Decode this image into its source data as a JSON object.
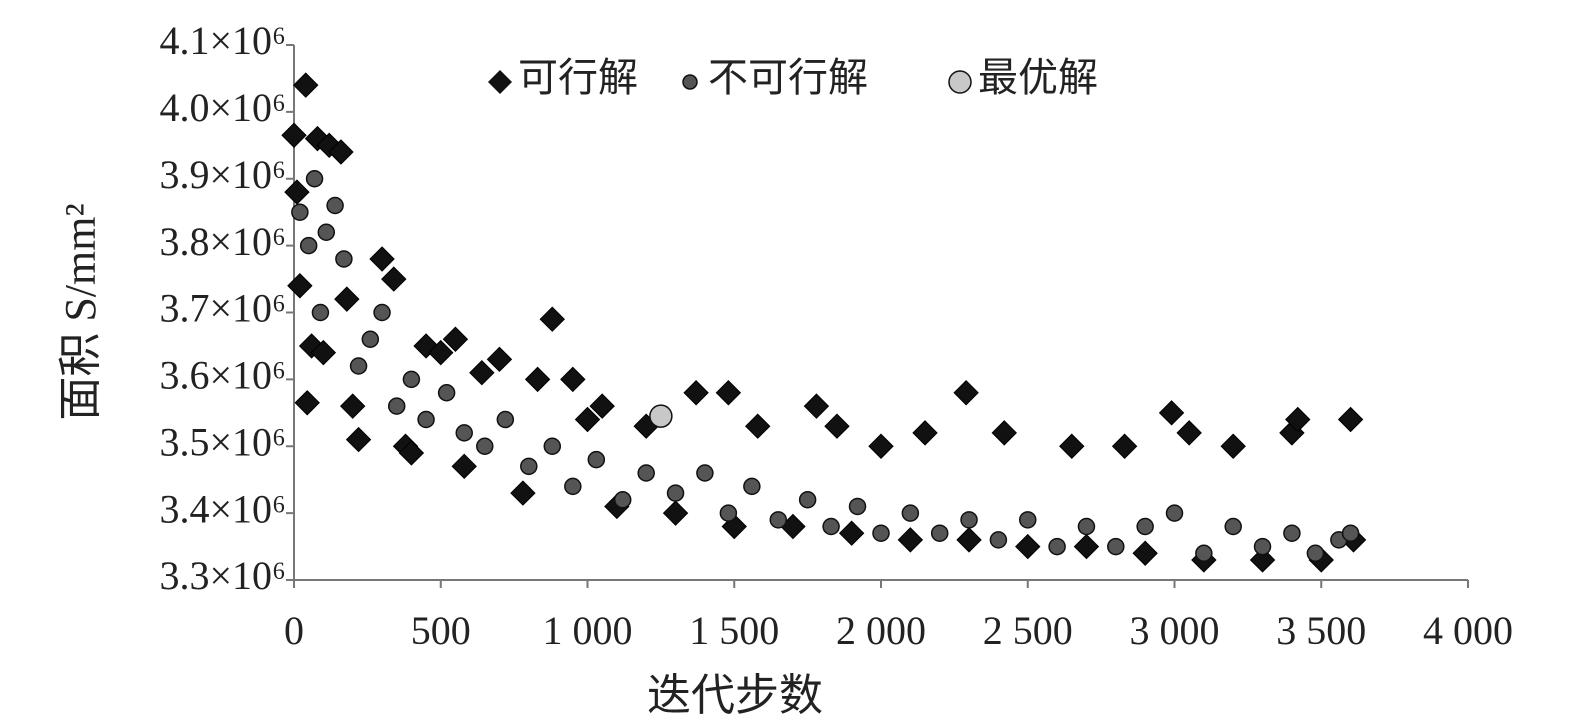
{
  "chart_data": {
    "type": "scatter",
    "xlabel": "迭代步数",
    "ylabel": "面积 S/mm²",
    "xlim": [
      0,
      4000
    ],
    "ylim": [
      3300000,
      4100000
    ],
    "xticks": [
      0,
      500,
      {
        "value": 1000,
        "label": "1 000"
      },
      {
        "value": 1500,
        "label": "1 500"
      },
      {
        "value": 2000,
        "label": "2 000"
      },
      {
        "value": 2500,
        "label": "2 500"
      },
      {
        "value": 3000,
        "label": "3 000"
      },
      {
        "value": 3500,
        "label": "3 500"
      },
      {
        "value": 4000,
        "label": "4 000"
      }
    ],
    "yticks": [
      {
        "value": 3300000,
        "label": "3.3×10⁶"
      },
      {
        "value": 3400000,
        "label": "3.4×10⁶"
      },
      {
        "value": 3500000,
        "label": "3.5×10⁶"
      },
      {
        "value": 3600000,
        "label": "3.6×10⁶"
      },
      {
        "value": 3700000,
        "label": "3.7×10⁶"
      },
      {
        "value": 3800000,
        "label": "3.8×10⁶"
      },
      {
        "value": 3900000,
        "label": "3.9×10⁶"
      },
      {
        "value": 4000000,
        "label": "4.0×10⁶"
      },
      {
        "value": 4100000,
        "label": "4.1×10⁶"
      }
    ],
    "legend": "top",
    "series": [
      {
        "name": "可行解",
        "marker": "diamond",
        "color": "#111111",
        "x": [
          0,
          10,
          20,
          40,
          45,
          60,
          80,
          100,
          120,
          160,
          180,
          200,
          220,
          300,
          340,
          380,
          400,
          450,
          500,
          550,
          580,
          640,
          700,
          780,
          830,
          880,
          950,
          1000,
          1050,
          1100,
          1200,
          1300,
          1370,
          1480,
          1500,
          1580,
          1700,
          1780,
          1850,
          1900,
          2000,
          2100,
          2150,
          2290,
          2300,
          2420,
          2500,
          2650,
          2700,
          2830,
          2900,
          2990,
          3050,
          3100,
          3200,
          3300,
          3400,
          3420,
          3500,
          3600,
          3610
        ],
        "values": [
          3965000,
          3880000,
          3740000,
          4040000,
          3565000,
          3650000,
          3960000,
          3640000,
          3950000,
          3940000,
          3720000,
          3560000,
          3510000,
          3780000,
          3750000,
          3500000,
          3490000,
          3650000,
          3640000,
          3660000,
          3470000,
          3610000,
          3630000,
          3430000,
          3600000,
          3690000,
          3600000,
          3540000,
          3560000,
          3410000,
          3530000,
          3400000,
          3580000,
          3580000,
          3380000,
          3530000,
          3380000,
          3560000,
          3530000,
          3370000,
          3500000,
          3360000,
          3520000,
          3580000,
          3360000,
          3520000,
          3350000,
          3500000,
          3350000,
          3500000,
          3340000,
          3550000,
          3520000,
          3330000,
          3500000,
          3330000,
          3520000,
          3540000,
          3330000,
          3540000,
          3360000
        ]
      },
      {
        "name": "不可行解",
        "marker": "circle",
        "color": "#555555",
        "x": [
          20,
          50,
          70,
          90,
          110,
          140,
          170,
          220,
          260,
          300,
          350,
          400,
          450,
          520,
          580,
          650,
          720,
          800,
          880,
          950,
          1030,
          1120,
          1200,
          1300,
          1400,
          1480,
          1560,
          1650,
          1750,
          1830,
          1920,
          2000,
          2100,
          2200,
          2300,
          2400,
          2500,
          2600,
          2700,
          2800,
          2900,
          3000,
          3100,
          3200,
          3300,
          3400,
          3480,
          3560,
          3600
        ],
        "values": [
          3850000,
          3800000,
          3900000,
          3700000,
          3820000,
          3860000,
          3780000,
          3620000,
          3660000,
          3700000,
          3560000,
          3600000,
          3540000,
          3580000,
          3520000,
          3500000,
          3540000,
          3470000,
          3500000,
          3440000,
          3480000,
          3420000,
          3460000,
          3430000,
          3460000,
          3400000,
          3440000,
          3390000,
          3420000,
          3380000,
          3410000,
          3370000,
          3400000,
          3370000,
          3390000,
          3360000,
          3390000,
          3350000,
          3380000,
          3350000,
          3380000,
          3400000,
          3340000,
          3380000,
          3350000,
          3370000,
          3340000,
          3360000,
          3370000
        ]
      },
      {
        "name": "最优解",
        "marker": "circle",
        "color": "#c8c8c8",
        "x": [
          1250
        ],
        "values": [
          3545000
        ]
      }
    ]
  }
}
★ ★ ★ ★ ★ ★ ★
> WRITTEN EXERCISE: Write the listing out a second time exactly, dropping all images.

> RIGHT ANSWER:
Decode this image into its source data as a JSON object.
{
  "chart_data": {
    "type": "scatter",
    "xlabel": "迭代步数",
    "ylabel": "面积 S/mm²",
    "xlim": [
      0,
      4000
    ],
    "ylim": [
      3300000,
      4100000
    ],
    "xticks": [
      0,
      500,
      {
        "value": 1000,
        "label": "1 000"
      },
      {
        "value": 1500,
        "label": "1 500"
      },
      {
        "value": 2000,
        "label": "2 000"
      },
      {
        "value": 2500,
        "label": "2 500"
      },
      {
        "value": 3000,
        "label": "3 000"
      },
      {
        "value": 3500,
        "label": "3 500"
      },
      {
        "value": 4000,
        "label": "4 000"
      }
    ],
    "yticks": [
      {
        "value": 3300000,
        "label": "3.3×10⁶"
      },
      {
        "value": 3400000,
        "label": "3.4×10⁶"
      },
      {
        "value": 3500000,
        "label": "3.5×10⁶"
      },
      {
        "value": 3600000,
        "label": "3.6×10⁶"
      },
      {
        "value": 3700000,
        "label": "3.7×10⁶"
      },
      {
        "value": 3800000,
        "label": "3.8×10⁶"
      },
      {
        "value": 3900000,
        "label": "3.9×10⁶"
      },
      {
        "value": 4000000,
        "label": "4.0×10⁶"
      },
      {
        "value": 4100000,
        "label": "4.1×10⁶"
      }
    ],
    "legend": "top",
    "series": [
      {
        "name": "可行解",
        "marker": "diamond",
        "color": "#111111",
        "x": [
          0,
          10,
          20,
          40,
          45,
          60,
          80,
          100,
          120,
          160,
          180,
          200,
          220,
          300,
          340,
          380,
          400,
          450,
          500,
          550,
          580,
          640,
          700,
          780,
          830,
          880,
          950,
          1000,
          1050,
          1100,
          1200,
          1300,
          1370,
          1480,
          1500,
          1580,
          1700,
          1780,
          1850,
          1900,
          2000,
          2100,
          2150,
          2290,
          2300,
          2420,
          2500,
          2650,
          2700,
          2830,
          2900,
          2990,
          3050,
          3100,
          3200,
          3300,
          3400,
          3420,
          3500,
          3600,
          3610
        ],
        "values": [
          3965000,
          3880000,
          3740000,
          4040000,
          3565000,
          3650000,
          3960000,
          3640000,
          3950000,
          3940000,
          3720000,
          3560000,
          3510000,
          3780000,
          3750000,
          3500000,
          3490000,
          3650000,
          3640000,
          3660000,
          3470000,
          3610000,
          3630000,
          3430000,
          3600000,
          3690000,
          3600000,
          3540000,
          3560000,
          3410000,
          3530000,
          3400000,
          3580000,
          3580000,
          3380000,
          3530000,
          3380000,
          3560000,
          3530000,
          3370000,
          3500000,
          3360000,
          3520000,
          3580000,
          3360000,
          3520000,
          3350000,
          3500000,
          3350000,
          3500000,
          3340000,
          3550000,
          3520000,
          3330000,
          3500000,
          3330000,
          3520000,
          3540000,
          3330000,
          3540000,
          3360000
        ]
      },
      {
        "name": "不可行解",
        "marker": "circle",
        "color": "#555555",
        "x": [
          20,
          50,
          70,
          90,
          110,
          140,
          170,
          220,
          260,
          300,
          350,
          400,
          450,
          520,
          580,
          650,
          720,
          800,
          880,
          950,
          1030,
          1120,
          1200,
          1300,
          1400,
          1480,
          1560,
          1650,
          1750,
          1830,
          1920,
          2000,
          2100,
          2200,
          2300,
          2400,
          2500,
          2600,
          2700,
          2800,
          2900,
          3000,
          3100,
          3200,
          3300,
          3400,
          3480,
          3560,
          3600
        ],
        "values": [
          3850000,
          3800000,
          3900000,
          3700000,
          3820000,
          3860000,
          3780000,
          3620000,
          3660000,
          3700000,
          3560000,
          3600000,
          3540000,
          3580000,
          3520000,
          3500000,
          3540000,
          3470000,
          3500000,
          3440000,
          3480000,
          3420000,
          3460000,
          3430000,
          3460000,
          3400000,
          3440000,
          3390000,
          3420000,
          3380000,
          3410000,
          3370000,
          3400000,
          3370000,
          3390000,
          3360000,
          3390000,
          3350000,
          3380000,
          3350000,
          3380000,
          3400000,
          3340000,
          3380000,
          3350000,
          3370000,
          3340000,
          3360000,
          3370000
        ]
      },
      {
        "name": "最优解",
        "marker": "circle",
        "color": "#c8c8c8",
        "x": [
          1250
        ],
        "values": [
          3545000
        ]
      }
    ]
  }
}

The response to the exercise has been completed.